## What is expected
Quote all of the data below exactly, please.

******************************

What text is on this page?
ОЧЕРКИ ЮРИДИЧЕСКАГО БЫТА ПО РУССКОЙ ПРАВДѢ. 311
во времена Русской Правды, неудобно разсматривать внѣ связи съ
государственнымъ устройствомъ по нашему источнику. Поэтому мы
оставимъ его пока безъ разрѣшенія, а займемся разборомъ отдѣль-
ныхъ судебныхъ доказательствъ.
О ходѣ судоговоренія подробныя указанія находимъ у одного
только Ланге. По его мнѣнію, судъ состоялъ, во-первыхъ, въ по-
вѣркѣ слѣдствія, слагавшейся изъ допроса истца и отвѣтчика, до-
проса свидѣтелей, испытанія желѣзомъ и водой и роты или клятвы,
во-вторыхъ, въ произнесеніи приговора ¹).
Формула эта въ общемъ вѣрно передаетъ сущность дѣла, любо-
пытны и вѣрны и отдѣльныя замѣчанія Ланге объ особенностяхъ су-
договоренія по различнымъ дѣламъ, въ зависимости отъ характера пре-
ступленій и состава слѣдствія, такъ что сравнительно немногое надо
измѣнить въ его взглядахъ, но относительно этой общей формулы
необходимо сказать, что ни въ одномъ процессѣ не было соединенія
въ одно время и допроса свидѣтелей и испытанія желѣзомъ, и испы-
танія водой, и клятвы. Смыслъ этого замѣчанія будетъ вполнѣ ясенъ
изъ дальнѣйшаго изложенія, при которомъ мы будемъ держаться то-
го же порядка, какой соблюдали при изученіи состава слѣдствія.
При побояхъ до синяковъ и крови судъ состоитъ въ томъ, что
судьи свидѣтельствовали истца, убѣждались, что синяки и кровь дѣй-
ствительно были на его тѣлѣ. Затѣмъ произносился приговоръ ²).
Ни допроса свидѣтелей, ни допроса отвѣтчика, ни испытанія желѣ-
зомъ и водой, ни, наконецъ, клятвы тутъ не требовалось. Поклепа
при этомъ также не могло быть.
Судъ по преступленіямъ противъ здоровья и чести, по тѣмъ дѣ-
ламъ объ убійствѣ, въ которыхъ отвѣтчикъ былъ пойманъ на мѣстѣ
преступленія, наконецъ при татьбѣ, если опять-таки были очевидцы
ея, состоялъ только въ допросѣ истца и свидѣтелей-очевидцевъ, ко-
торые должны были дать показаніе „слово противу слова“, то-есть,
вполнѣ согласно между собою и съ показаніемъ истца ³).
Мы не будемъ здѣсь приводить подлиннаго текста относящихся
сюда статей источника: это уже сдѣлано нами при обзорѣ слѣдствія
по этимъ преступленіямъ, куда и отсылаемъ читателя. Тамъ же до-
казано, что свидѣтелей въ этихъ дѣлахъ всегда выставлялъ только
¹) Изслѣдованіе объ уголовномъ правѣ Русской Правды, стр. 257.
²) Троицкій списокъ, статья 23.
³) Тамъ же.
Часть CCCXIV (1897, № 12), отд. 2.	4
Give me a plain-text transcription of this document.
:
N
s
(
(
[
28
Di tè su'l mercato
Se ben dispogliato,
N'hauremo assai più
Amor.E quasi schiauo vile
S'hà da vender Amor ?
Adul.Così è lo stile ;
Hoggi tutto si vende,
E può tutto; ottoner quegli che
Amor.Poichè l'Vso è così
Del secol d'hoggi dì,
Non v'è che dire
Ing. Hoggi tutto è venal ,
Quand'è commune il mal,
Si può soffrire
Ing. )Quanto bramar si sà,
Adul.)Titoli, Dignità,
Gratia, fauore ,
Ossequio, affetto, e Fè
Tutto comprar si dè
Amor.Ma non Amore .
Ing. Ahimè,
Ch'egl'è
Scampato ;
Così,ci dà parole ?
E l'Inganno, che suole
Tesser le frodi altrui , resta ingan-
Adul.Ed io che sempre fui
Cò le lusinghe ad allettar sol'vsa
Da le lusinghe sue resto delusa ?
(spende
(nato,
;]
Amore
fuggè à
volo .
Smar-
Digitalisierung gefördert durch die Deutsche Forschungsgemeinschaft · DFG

******************************

## Solution to the problem
What text is on this page?
ОЧЕРКИ ЮРИДИЧЕСКАГО БЫТА ПО РУССКОЙ ПРАВДѢ. 311
во времена Русской Правды, неудобно разсматривать внѣ связи съ
государственнымъ устройствомъ по нашему источнику. Поэтому мы
оставимъ его пока безъ разрѣшенія, а займемся разборомъ отдѣль-
ныхъ судебныхъ доказательствъ.
О ходѣ судоговоренія подробныя указанія находимъ у одного
только Ланге. По его мнѣнію, судъ состоялъ, во-первыхъ, въ по-
вѣркѣ слѣдствія, слагавшейся изъ допроса истца и отвѣтчика, до-
проса свидѣтелей, испытанія желѣзомъ и водой и роты или клятвы,
во-вторыхъ, въ произнесеніи приговора ¹).
Формула эта въ общемъ вѣрно передаетъ сущность дѣла, любо-
пытны и вѣрны и отдѣльныя замѣчанія Ланге объ особенностяхъ су-
договоренія по различнымъ дѣламъ, въ зависимости отъ характера пре-
ступленій и состава слѣдствія, такъ что сравнительно немногое надо
измѣнить въ его взглядахъ, но относительно этой общей формулы
необходимо сказать, что ни въ одномъ процессѣ не было соединенія
въ одно время и допроса свидѣтелей и испытанія желѣзомъ, и испы-
танія водой, и клятвы. Смыслъ этого замѣчанія будетъ вполнѣ ясенъ
изъ дальнѣйшаго изложенія, при которомъ мы будемъ держаться то-
го же порядка, какой соблюдали при изученіи состава слѣдствія.
При побояхъ до синяковъ и крови судъ состоитъ въ томъ, что
судьи свидѣтельствовали истца, убѣждались, что синяки и кровь дѣй-
ствительно были на его тѣлѣ. Затѣмъ произносился приговоръ ²).
Ни допроса свидѣтелей, ни допроса отвѣтчика, ни испытанія желѣ-
зомъ и водой, ни, наконецъ, клятвы тутъ не требовалось. Поклепа
при этомъ также не могло быть.
Судъ по преступленіямъ противъ здоровья и чести, по тѣмъ дѣ-
ламъ объ убійствѣ, въ которыхъ отвѣтчикъ былъ пойманъ на мѣстѣ
преступленія, наконецъ при татьбѣ, если опять-таки были очевидцы
ея, состоялъ только въ допросѣ истца и свидѣтелей-очевидцевъ, ко-
торые должны были дать показаніе „слово противу слова“, то-есть,
вполнѣ согласно между собою и съ показаніемъ истца ³).
Мы не будемъ здѣсь приводить подлиннаго текста относящихся
сюда статей источника: это уже сдѣлано нами при обзорѣ слѣдствія
по этимъ преступленіямъ, куда и отсылаемъ читателя. Тамъ же до-
казано, что свидѣтелей въ этихъ дѣлахъ всегда выставлялъ только
¹) Изслѣдованіе объ уголовномъ правѣ Русской Правды, стр. 257.
²) Троицкій списокъ, статья 23.
³) Тамъ же.
Часть CCCXIV (1897, № 12), отд. 2.	4
Give me a plain-text transcription of this document.
:
N
s
(
(
[
28
Di tè su'l mercato
Se ben dispogliato,
N'hauremo assai più
Amor.E quasi schiauo vile
S'hà da vender Amor ?
Adul.Così è lo stile ;
Hoggi tutto si vende,
E può tutto; ottoner quegli che
Amor.Poichè l'Vso è così
Del secol d'hoggi dì,
Non v'è che dire
Ing. Hoggi tutto è venal ,
Quand'è commune il mal,
Si può soffrire
Ing. )Quanto bramar si sà,
Adul.)Titoli, Dignità,
Gratia, fauore ,
Ossequio, affetto, e Fè
Tutto comprar si dè
Amor.Ma non Amore .
Ing. Ahimè,
Ch'egl'è
Scampato ;
Così,ci dà parole ?
E l'Inganno, che suole
Tesser le frodi altrui , resta ingan-
Adul.Ed io che sempre fui
Cò le lusinghe ad allettar sol'vsa
Da le lusinghe sue resto delusa ?
(spende
(nato,
;]
Amore
fuggè à
volo .
Smar-
Digitalisierung gefördert durch die Deutsche Forschungsgemeinschaft · DFG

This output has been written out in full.